Transcribe each record below word for word.

··········

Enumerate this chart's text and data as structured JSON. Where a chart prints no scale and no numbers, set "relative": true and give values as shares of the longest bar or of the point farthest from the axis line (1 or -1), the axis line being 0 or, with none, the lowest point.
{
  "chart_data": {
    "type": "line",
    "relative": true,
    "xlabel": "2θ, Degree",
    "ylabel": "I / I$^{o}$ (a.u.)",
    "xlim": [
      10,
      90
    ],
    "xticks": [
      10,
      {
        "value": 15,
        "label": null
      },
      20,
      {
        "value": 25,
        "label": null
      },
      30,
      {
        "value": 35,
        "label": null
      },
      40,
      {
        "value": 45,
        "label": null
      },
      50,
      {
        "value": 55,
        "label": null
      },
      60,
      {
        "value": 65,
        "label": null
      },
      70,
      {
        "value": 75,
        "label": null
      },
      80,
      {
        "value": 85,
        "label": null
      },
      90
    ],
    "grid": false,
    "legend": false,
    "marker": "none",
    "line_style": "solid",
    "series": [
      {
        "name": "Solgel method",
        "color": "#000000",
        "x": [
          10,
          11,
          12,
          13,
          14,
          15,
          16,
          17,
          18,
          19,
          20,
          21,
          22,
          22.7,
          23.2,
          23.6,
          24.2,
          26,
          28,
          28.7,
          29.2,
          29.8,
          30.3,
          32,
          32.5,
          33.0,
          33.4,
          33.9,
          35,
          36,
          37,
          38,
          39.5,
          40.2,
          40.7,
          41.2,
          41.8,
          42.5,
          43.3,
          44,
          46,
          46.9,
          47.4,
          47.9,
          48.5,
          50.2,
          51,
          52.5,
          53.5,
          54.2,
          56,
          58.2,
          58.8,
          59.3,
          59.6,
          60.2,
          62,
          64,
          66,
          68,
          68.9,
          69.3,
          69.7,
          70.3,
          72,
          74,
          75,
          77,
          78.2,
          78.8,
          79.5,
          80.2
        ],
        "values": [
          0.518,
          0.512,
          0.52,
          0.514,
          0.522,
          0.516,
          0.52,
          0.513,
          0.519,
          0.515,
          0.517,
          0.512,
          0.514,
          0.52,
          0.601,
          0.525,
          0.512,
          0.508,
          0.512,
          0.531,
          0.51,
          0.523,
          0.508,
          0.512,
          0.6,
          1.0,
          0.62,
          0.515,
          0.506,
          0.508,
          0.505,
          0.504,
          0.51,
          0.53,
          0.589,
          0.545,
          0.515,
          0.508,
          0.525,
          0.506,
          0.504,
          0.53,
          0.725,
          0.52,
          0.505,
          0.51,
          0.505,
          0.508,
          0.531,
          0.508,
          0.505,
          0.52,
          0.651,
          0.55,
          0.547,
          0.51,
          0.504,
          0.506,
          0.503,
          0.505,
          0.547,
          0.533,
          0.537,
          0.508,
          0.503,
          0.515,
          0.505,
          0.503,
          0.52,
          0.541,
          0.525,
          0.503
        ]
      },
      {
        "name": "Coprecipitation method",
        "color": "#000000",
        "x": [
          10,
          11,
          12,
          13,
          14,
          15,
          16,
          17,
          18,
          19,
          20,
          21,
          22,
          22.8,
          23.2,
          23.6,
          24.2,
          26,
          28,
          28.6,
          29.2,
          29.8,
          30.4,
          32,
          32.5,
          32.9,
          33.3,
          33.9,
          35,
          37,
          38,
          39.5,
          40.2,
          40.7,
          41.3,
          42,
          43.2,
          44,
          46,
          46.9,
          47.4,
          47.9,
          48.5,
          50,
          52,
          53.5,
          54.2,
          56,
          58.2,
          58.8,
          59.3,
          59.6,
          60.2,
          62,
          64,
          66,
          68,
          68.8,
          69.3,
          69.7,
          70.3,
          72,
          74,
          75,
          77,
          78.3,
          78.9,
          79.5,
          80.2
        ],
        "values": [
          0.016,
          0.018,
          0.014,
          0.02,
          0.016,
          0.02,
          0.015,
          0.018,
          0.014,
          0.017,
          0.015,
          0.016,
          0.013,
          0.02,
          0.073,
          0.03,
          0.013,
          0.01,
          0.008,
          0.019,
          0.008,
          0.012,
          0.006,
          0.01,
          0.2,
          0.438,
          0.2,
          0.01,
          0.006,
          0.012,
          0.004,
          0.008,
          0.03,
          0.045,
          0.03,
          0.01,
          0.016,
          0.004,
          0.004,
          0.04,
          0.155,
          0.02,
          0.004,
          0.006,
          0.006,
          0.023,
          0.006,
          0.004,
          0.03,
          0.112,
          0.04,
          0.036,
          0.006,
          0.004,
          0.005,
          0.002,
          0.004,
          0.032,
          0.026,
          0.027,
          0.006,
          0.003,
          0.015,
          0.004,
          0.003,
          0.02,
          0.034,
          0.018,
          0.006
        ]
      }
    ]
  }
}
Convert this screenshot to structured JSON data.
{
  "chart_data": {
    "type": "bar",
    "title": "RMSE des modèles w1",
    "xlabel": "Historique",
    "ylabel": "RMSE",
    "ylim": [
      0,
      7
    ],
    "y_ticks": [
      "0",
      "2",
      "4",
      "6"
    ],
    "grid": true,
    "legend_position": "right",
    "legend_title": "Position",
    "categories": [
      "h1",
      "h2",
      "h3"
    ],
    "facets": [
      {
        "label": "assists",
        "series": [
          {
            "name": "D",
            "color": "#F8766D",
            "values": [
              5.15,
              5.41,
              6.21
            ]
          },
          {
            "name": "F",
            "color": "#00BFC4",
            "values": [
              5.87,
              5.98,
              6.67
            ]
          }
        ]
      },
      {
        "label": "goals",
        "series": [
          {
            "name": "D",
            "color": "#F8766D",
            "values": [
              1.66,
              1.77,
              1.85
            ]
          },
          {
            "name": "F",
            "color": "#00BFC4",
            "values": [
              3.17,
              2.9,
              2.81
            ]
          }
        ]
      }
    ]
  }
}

··········

▶ [Response]
Enumerate this chart's text and data as structured JSON. Where a chart prints no scale and no numbers, set "relative": true and give values as shares of the longest bar or of the point farthest from the axis line (1 or -1), the axis line being 0 or, with none, the lowest point.
{
  "chart_data": {
    "type": "line",
    "relative": true,
    "xlabel": "2θ, Degree",
    "ylabel": "I / I$^{o}$ (a.u.)",
    "xlim": [
      10,
      90
    ],
    "xticks": [
      10,
      {
        "value": 15,
        "label": null
      },
      20,
      {
        "value": 25,
        "label": null
      },
      30,
      {
        "value": 35,
        "label": null
      },
      40,
      {
        "value": 45,
        "label": null
      },
      50,
      {
        "value": 55,
        "label": null
      },
      60,
      {
        "value": 65,
        "label": null
      },
      70,
      {
        "value": 75,
        "label": null
      },
      80,
      {
        "value": 85,
        "label": null
      },
      90
    ],
    "grid": false,
    "legend": false,
    "marker": "none",
    "line_style": "solid",
    "series": [
      {
        "name": "Solgel method",
        "color": "#000000",
        "x": [
          10,
          11,
          12,
          13,
          14,
          15,
          16,
          17,
          18,
          19,
          20,
          21,
          22,
          22.7,
          23.2,
          23.6,
          24.2,
          26,
          28,
          28.7,
          29.2,
          29.8,
          30.3,
          32,
          32.5,
          33.0,
          33.4,
          33.9,
          35,
          36,
          37,
          38,
          39.5,
          40.2,
          40.7,
          41.2,
          41.8,
          42.5,
          43.3,
          44,
          46,
          46.9,
          47.4,
          47.9,
          48.5,
          50.2,
          51,
          52.5,
          53.5,
          54.2,
          56,
          58.2,
          58.8,
          59.3,
          59.6,
          60.2,
          62,
          64,
          66,
          68,
          68.9,
          69.3,
          69.7,
          70.3,
          72,
          74,
          75,
          77,
          78.2,
          78.8,
          79.5,
          80.2
        ],
        "values": [
          0.518,
          0.512,
          0.52,
          0.514,
          0.522,
          0.516,
          0.52,
          0.513,
          0.519,
          0.515,
          0.517,
          0.512,
          0.514,
          0.52,
          0.601,
          0.525,
          0.512,
          0.508,
          0.512,
          0.531,
          0.51,
          0.523,
          0.508,
          0.512,
          0.6,
          1.0,
          0.62,
          0.515,
          0.506,
          0.508,
          0.505,
          0.504,
          0.51,
          0.53,
          0.589,
          0.545,
          0.515,
          0.508,
          0.525,
          0.506,
          0.504,
          0.53,
          0.725,
          0.52,
          0.505,
          0.51,
          0.505,
          0.508,
          0.531,
          0.508,
          0.505,
          0.52,
          0.651,
          0.55,
          0.547,
          0.51,
          0.504,
          0.506,
          0.503,
          0.505,
          0.547,
          0.533,
          0.537,
          0.508,
          0.503,
          0.515,
          0.505,
          0.503,
          0.52,
          0.541,
          0.525,
          0.503
        ]
      },
      {
        "name": "Coprecipitation method",
        "color": "#000000",
        "x": [
          10,
          11,
          12,
          13,
          14,
          15,
          16,
          17,
          18,
          19,
          20,
          21,
          22,
          22.8,
          23.2,
          23.6,
          24.2,
          26,
          28,
          28.6,
          29.2,
          29.8,
          30.4,
          32,
          32.5,
          32.9,
          33.3,
          33.9,
          35,
          37,
          38,
          39.5,
          40.2,
          40.7,
          41.3,
          42,
          43.2,
          44,
          46,
          46.9,
          47.4,
          47.9,
          48.5,
          50,
          52,
          53.5,
          54.2,
          56,
          58.2,
          58.8,
          59.3,
          59.6,
          60.2,
          62,
          64,
          66,
          68,
          68.8,
          69.3,
          69.7,
          70.3,
          72,
          74,
          75,
          77,
          78.3,
          78.9,
          79.5,
          80.2
        ],
        "values": [
          0.016,
          0.018,
          0.014,
          0.02,
          0.016,
          0.02,
          0.015,
          0.018,
          0.014,
          0.017,
          0.015,
          0.016,
          0.013,
          0.02,
          0.073,
          0.03,
          0.013,
          0.01,
          0.008,
          0.019,
          0.008,
          0.012,
          0.006,
          0.01,
          0.2,
          0.438,
          0.2,
          0.01,
          0.006,
          0.012,
          0.004,
          0.008,
          0.03,
          0.045,
          0.03,
          0.01,
          0.016,
          0.004,
          0.004,
          0.04,
          0.155,
          0.02,
          0.004,
          0.006,
          0.006,
          0.023,
          0.006,
          0.004,
          0.03,
          0.112,
          0.04,
          0.036,
          0.006,
          0.004,
          0.005,
          0.002,
          0.004,
          0.032,
          0.026,
          0.027,
          0.006,
          0.003,
          0.015,
          0.004,
          0.003,
          0.02,
          0.034,
          0.018,
          0.006
        ]
      }
    ]
  }
}
Convert this screenshot to structured JSON data.
{
  "chart_data": {
    "type": "bar",
    "title": "RMSE des modèles w1",
    "xlabel": "Historique",
    "ylabel": "RMSE",
    "ylim": [
      0,
      7
    ],
    "y_ticks": [
      "0",
      "2",
      "4",
      "6"
    ],
    "grid": true,
    "legend_position": "right",
    "legend_title": "Position",
    "categories": [
      "h1",
      "h2",
      "h3"
    ],
    "facets": [
      {
        "label": "assists",
        "series": [
          {
            "name": "D",
            "color": "#F8766D",
            "values": [
              5.15,
              5.41,
              6.21
            ]
          },
          {
            "name": "F",
            "color": "#00BFC4",
            "values": [
              5.87,
              5.98,
              6.67
            ]
          }
        ]
      },
      {
        "label": "goals",
        "series": [
          {
            "name": "D",
            "color": "#F8766D",
            "values": [
              1.66,
              1.77,
              1.85
            ]
          },
          {
            "name": "F",
            "color": "#00BFC4",
            "values": [
              3.17,
              2.9,
              2.81
            ]
          }
        ]
      }
    ]
  }
}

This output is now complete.